[Dataset items]
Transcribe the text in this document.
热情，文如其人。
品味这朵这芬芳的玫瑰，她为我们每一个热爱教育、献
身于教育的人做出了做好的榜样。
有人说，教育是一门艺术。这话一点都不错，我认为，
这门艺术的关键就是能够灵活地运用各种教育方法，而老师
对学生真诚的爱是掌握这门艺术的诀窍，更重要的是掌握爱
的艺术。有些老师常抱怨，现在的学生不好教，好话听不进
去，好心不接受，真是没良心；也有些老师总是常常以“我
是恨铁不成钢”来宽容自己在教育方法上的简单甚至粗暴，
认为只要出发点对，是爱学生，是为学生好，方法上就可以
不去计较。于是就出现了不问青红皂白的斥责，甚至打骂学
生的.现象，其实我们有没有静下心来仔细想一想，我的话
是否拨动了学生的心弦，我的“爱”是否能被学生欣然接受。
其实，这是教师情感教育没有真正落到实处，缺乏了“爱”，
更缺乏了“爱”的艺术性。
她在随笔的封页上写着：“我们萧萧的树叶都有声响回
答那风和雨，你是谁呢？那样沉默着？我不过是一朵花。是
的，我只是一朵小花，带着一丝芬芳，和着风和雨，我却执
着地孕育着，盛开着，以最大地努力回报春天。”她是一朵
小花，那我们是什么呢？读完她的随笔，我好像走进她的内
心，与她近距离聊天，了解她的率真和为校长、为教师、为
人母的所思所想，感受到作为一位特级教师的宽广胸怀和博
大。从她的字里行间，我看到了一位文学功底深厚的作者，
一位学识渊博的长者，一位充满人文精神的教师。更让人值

• _Requirement_: The records above must be output exactly, in full.

• _Solution to this exercise_:
Transcribe the text in this document.
热情，文如其人。
品味这朵这芬芳的玫瑰，她为我们每一个热爱教育、献
身于教育的人做出了做好的榜样。
有人说，教育是一门艺术。这话一点都不错，我认为，
这门艺术的关键就是能够灵活地运用各种教育方法，而老师
对学生真诚的爱是掌握这门艺术的诀窍，更重要的是掌握爱
的艺术。有些老师常抱怨，现在的学生不好教，好话听不进
去，好心不接受，真是没良心；也有些老师总是常常以“我
是恨铁不成钢”来宽容自己在教育方法上的简单甚至粗暴，
认为只要出发点对，是爱学生，是为学生好，方法上就可以
不去计较。于是就出现了不问青红皂白的斥责，甚至打骂学
生的.现象，其实我们有没有静下心来仔细想一想，我的话
是否拨动了学生的心弦，我的“爱”是否能被学生欣然接受。
其实，这是教师情感教育没有真正落到实处，缺乏了“爱”，
更缺乏了“爱”的艺术性。
她在随笔的封页上写着：“我们萧萧的树叶都有声响回
答那风和雨，你是谁呢？那样沉默着？我不过是一朵花。是
的，我只是一朵小花，带着一丝芬芳，和着风和雨，我却执
着地孕育着，盛开着，以最大地努力回报春天。”她是一朵
小花，那我们是什么呢？读完她的随笔，我好像走进她的内
心，与她近距离聊天，了解她的率真和为校长、为教师、为
人母的所思所想，感受到作为一位特级教师的宽广胸怀和博
大。从她的字里行间，我看到了一位文学功底深厚的作者，
一位学识渊博的长者，一位充满人文精神的教师。更让人值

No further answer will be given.